**GIVEN PROBLEM:** Copy each line of the listing below exactly.

(Some records)
----------

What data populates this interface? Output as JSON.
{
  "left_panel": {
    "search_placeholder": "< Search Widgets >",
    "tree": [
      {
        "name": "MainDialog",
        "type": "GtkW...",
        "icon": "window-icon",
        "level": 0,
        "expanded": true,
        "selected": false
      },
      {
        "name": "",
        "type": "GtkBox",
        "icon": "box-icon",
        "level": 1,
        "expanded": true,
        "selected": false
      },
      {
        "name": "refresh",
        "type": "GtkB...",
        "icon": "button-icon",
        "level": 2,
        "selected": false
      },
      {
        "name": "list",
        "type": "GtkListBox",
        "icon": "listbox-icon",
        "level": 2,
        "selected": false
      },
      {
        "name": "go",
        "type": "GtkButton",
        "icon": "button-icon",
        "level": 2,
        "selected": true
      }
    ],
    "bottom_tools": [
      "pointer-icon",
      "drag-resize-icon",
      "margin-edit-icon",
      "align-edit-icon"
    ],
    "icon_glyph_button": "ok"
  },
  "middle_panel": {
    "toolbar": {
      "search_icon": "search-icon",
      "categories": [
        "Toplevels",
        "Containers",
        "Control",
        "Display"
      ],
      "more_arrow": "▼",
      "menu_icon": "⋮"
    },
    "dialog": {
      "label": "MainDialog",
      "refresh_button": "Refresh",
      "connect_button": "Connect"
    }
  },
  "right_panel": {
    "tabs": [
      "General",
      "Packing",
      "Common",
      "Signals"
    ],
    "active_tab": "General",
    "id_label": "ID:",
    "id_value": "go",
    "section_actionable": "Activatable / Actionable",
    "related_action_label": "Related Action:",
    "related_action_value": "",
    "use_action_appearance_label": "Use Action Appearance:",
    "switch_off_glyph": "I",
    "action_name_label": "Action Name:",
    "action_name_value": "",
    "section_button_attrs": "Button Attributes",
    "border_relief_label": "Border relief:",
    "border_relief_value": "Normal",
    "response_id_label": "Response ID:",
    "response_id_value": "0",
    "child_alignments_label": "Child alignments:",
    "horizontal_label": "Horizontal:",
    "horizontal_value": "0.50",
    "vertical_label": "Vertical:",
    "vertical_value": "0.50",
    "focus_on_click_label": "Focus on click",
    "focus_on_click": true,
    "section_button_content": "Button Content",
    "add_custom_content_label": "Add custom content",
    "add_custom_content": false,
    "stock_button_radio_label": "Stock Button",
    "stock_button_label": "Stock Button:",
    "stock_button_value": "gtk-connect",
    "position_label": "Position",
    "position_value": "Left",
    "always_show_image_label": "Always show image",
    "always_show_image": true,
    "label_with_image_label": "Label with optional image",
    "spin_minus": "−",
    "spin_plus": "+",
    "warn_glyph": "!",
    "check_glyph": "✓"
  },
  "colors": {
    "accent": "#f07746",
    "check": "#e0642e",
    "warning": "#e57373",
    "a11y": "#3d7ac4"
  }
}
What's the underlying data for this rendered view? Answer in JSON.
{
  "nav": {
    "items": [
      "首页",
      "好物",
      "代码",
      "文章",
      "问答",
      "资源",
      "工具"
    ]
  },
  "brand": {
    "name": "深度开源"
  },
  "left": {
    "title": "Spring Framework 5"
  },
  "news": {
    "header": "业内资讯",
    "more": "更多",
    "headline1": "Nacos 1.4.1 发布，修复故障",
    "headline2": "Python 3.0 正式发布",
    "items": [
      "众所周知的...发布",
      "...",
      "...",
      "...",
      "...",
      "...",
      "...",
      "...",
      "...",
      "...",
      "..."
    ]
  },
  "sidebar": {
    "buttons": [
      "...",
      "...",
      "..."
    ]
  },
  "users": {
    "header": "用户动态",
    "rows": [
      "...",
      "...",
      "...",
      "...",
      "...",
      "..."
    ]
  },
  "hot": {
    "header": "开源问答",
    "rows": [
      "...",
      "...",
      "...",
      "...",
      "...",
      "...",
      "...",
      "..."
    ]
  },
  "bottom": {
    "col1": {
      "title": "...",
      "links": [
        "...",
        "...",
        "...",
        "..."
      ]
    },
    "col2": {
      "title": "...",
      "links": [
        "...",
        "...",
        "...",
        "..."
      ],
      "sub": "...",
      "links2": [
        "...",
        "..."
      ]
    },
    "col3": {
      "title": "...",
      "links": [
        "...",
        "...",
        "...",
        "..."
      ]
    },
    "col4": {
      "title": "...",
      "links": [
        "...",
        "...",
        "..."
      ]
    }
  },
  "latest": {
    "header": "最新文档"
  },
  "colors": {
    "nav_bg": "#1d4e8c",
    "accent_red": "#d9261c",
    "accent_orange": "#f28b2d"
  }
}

----------

**EXERCISE RESULT:**
What data populates this interface? Output as JSON.
{
  "left_panel": {
    "search_placeholder": "< Search Widgets >",
    "tree": [
      {
        "name": "MainDialog",
        "type": "GtkW...",
        "icon": "window-icon",
        "level": 0,
        "expanded": true,
        "selected": false
      },
      {
        "name": "",
        "type": "GtkBox",
        "icon": "box-icon",
        "level": 1,
        "expanded": true,
        "selected": false
      },
      {
        "name": "refresh",
        "type": "GtkB...",
        "icon": "button-icon",
        "level": 2,
        "selected": false
      },
      {
        "name": "list",
        "type": "GtkListBox",
        "icon": "listbox-icon",
        "level": 2,
        "selected": false
      },
      {
        "name": "go",
        "type": "GtkButton",
        "icon": "button-icon",
        "level": 2,
        "selected": true
      }
    ],
    "bottom_tools": [
      "pointer-icon",
      "drag-resize-icon",
      "margin-edit-icon",
      "align-edit-icon"
    ],
    "icon_glyph_button": "ok"
  },
  "middle_panel": {
    "toolbar": {
      "search_icon": "search-icon",
      "categories": [
        "Toplevels",
        "Containers",
        "Control",
        "Display"
      ],
      "more_arrow": "▼",
      "menu_icon": "⋮"
    },
    "dialog": {
      "label": "MainDialog",
      "refresh_button": "Refresh",
      "connect_button": "Connect"
    }
  },
  "right_panel": {
    "tabs": [
      "General",
      "Packing",
      "Common",
      "Signals"
    ],
    "active_tab": "General",
    "id_label": "ID:",
    "id_value": "go",
    "section_actionable": "Activatable / Actionable",
    "related_action_label": "Related Action:",
    "related_action_value": "",
    "use_action_appearance_label": "Use Action Appearance:",
    "switch_off_glyph": "I",
    "action_name_label": "Action Name:",
    "action_name_value": "",
    "section_button_attrs": "Button Attributes",
    "border_relief_label": "Border relief:",
    "border_relief_value": "Normal",
    "response_id_label": "Response ID:",
    "response_id_value": "0",
    "child_alignments_label": "Child alignments:",
    "horizontal_label": "Horizontal:",
    "horizontal_value": "0.50",
    "vertical_label": "Vertical:",
    "vertical_value": "0.50",
    "focus_on_click_label": "Focus on click",
    "focus_on_click": true,
    "section_button_content": "Button Content",
    "add_custom_content_label": "Add custom content",
    "add_custom_content": false,
    "stock_button_radio_label": "Stock Button",
    "stock_button_label": "Stock Button:",
    "stock_button_value": "gtk-connect",
    "position_label": "Position",
    "position_value": "Left",
    "always_show_image_label": "Always show image",
    "always_show_image": true,
    "label_with_image_label": "Label with optional image",
    "spin_minus": "−",
    "spin_plus": "+",
    "warn_glyph": "!",
    "check_glyph": "✓"
  },
  "colors": {
    "accent": "#f07746",
    "check": "#e0642e",
    "warning": "#e57373",
    "a11y": "#3d7ac4"
  }
}
What's the underlying data for this rendered view? Answer in JSON.
{
  "nav": {
    "items": [
      "首页",
      "好物",
      "代码",
      "文章",
      "问答",
      "资源",
      "工具"
    ]
  },
  "brand": {
    "name": "深度开源"
  },
  "left": {
    "title": "Spring Framework 5"
  },
  "news": {
    "header": "业内资讯",
    "more": "更多",
    "headline1": "Nacos 1.4.1 发布，修复故障",
    "headline2": "Python 3.0 正式发布",
    "items": [
      "众所周知的...发布",
      "...",
      "...",
      "...",
      "...",
      "...",
      "...",
      "...",
      "...",
      "...",
      "..."
    ]
  },
  "sidebar": {
    "buttons": [
      "...",
      "...",
      "..."
    ]
  },
  "users": {
    "header": "用户动态",
    "rows": [
      "...",
      "...",
      "...",
      "...",
      "...",
      "..."
    ]
  },
  "hot": {
    "header": "开源问答",
    "rows": [
      "...",
      "...",
      "...",
      "...",
      "...",
      "...",
      "...",
      "..."
    ]
  },
  "bottom": {
    "col1": {
      "title": "...",
      "links": [
        "...",
        "...",
        "...",
        "..."
      ]
    },
    "col2": {
      "title": "...",
      "links": [
        "...",
        "...",
        "...",
        "..."
      ],
      "sub": "...",
      "links2": [
        "...",
        "..."
      ]
    },
    "col3": {
      "title": "...",
      "links": [
        "...",
        "...",
        "...",
        "..."
      ]
    },
    "col4": {
      "title": "...",
      "links": [
        "...",
        "...",
        "..."
      ]
    }
  },
  "latest": {
    "header": "最新文档"
  },
  "colors": {
    "nav_bg": "#1d4e8c",
    "accent_red": "#d9261c",
    "accent_orange": "#f28b2d"
  }
}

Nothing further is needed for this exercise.